Without the images, output each record below as it stands.
## Start GIVEN ENTRIES
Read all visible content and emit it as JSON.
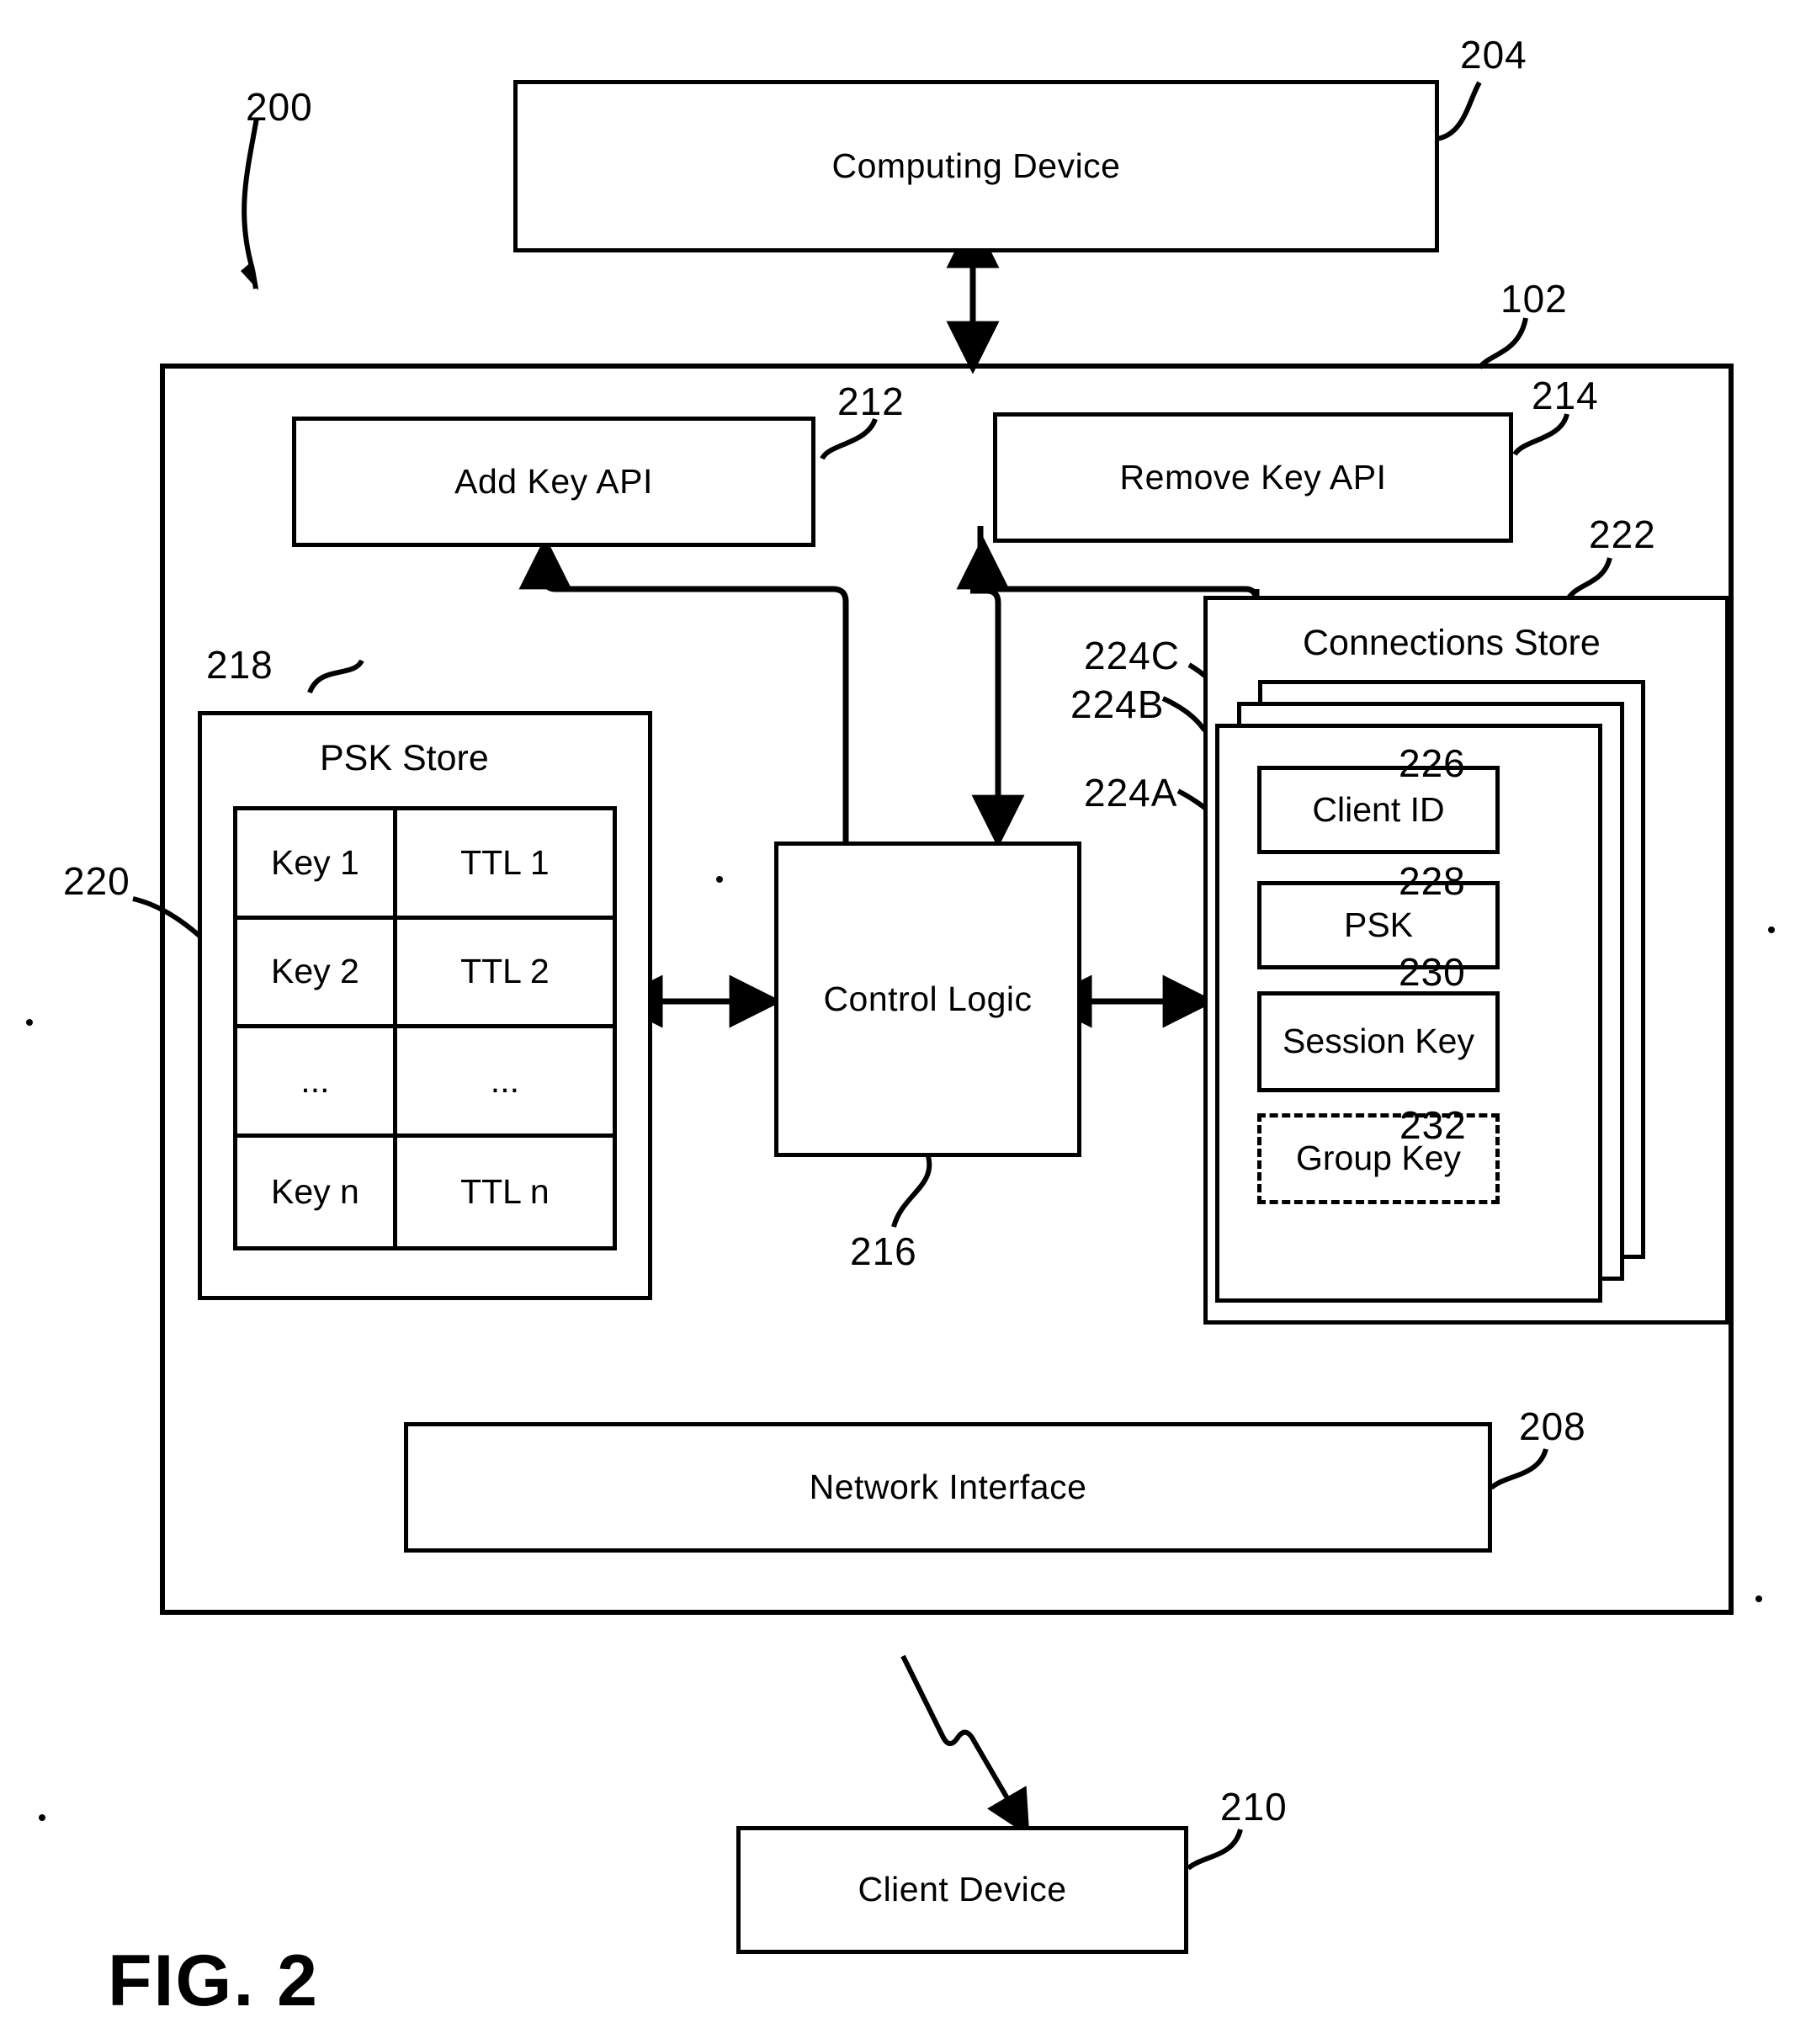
{
  "figure": {
    "caption": "FIG. 2",
    "system_ref": "200"
  },
  "nodes": {
    "computing_device": {
      "label": "Computing Device",
      "ref": "204"
    },
    "server": {
      "ref": "102"
    },
    "add_key_api": {
      "label": "Add Key API",
      "ref": "212"
    },
    "remove_key_api": {
      "label": "Remove Key API",
      "ref": "214"
    },
    "psk_store": {
      "label": "PSK Store",
      "ref": "218",
      "row_ref": "220"
    },
    "control_logic": {
      "label": "Control Logic",
      "ref": "216"
    },
    "connections_store": {
      "label": "Connections Store",
      "ref": "222"
    },
    "network_interface": {
      "label": "Network Interface",
      "ref": "208"
    },
    "client_device": {
      "label": "Client Device",
      "ref": "210"
    }
  },
  "psk_table": {
    "rows": [
      {
        "key": "Key 1",
        "ttl": "TTL 1"
      },
      {
        "key": "Key 2",
        "ttl": "TTL 2"
      },
      {
        "key": "...",
        "ttl": "..."
      },
      {
        "key": "Key n",
        "ttl": "TTL n"
      }
    ]
  },
  "connection_records": {
    "refs": {
      "front": "224A",
      "middle": "224B",
      "back": "224C"
    },
    "fields": [
      {
        "label": "Client ID",
        "ref": "226",
        "style": "solid"
      },
      {
        "label": "PSK",
        "ref": "228",
        "style": "solid"
      },
      {
        "label": "Session Key",
        "ref": "230",
        "style": "solid"
      },
      {
        "label": "Group Key",
        "ref": "232",
        "style": "dashed"
      }
    ]
  },
  "colors": {
    "stroke": "#000000",
    "background": "#ffffff"
  }
}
## End GIVEN ENTRIES
**CORRECT OUTPUT**
Read all visible content and emit it as JSON.
{
  "figure": {
    "caption": "FIG. 2",
    "system_ref": "200"
  },
  "nodes": {
    "computing_device": {
      "label": "Computing Device",
      "ref": "204"
    },
    "server": {
      "ref": "102"
    },
    "add_key_api": {
      "label": "Add Key API",
      "ref": "212"
    },
    "remove_key_api": {
      "label": "Remove Key API",
      "ref": "214"
    },
    "psk_store": {
      "label": "PSK Store",
      "ref": "218",
      "row_ref": "220"
    },
    "control_logic": {
      "label": "Control Logic",
      "ref": "216"
    },
    "connections_store": {
      "label": "Connections Store",
      "ref": "222"
    },
    "network_interface": {
      "label": "Network Interface",
      "ref": "208"
    },
    "client_device": {
      "label": "Client Device",
      "ref": "210"
    }
  },
  "psk_table": {
    "rows": [
      {
        "key": "Key 1",
        "ttl": "TTL 1"
      },
      {
        "key": "Key 2",
        "ttl": "TTL 2"
      },
      {
        "key": "...",
        "ttl": "..."
      },
      {
        "key": "Key n",
        "ttl": "TTL n"
      }
    ]
  },
  "connection_records": {
    "refs": {
      "front": "224A",
      "middle": "224B",
      "back": "224C"
    },
    "fields": [
      {
        "label": "Client ID",
        "ref": "226",
        "style": "solid"
      },
      {
        "label": "PSK",
        "ref": "228",
        "style": "solid"
      },
      {
        "label": "Session Key",
        "ref": "230",
        "style": "solid"
      },
      {
        "label": "Group Key",
        "ref": "232",
        "style": "dashed"
      }
    ]
  },
  "colors": {
    "stroke": "#000000",
    "background": "#ffffff"
  }
}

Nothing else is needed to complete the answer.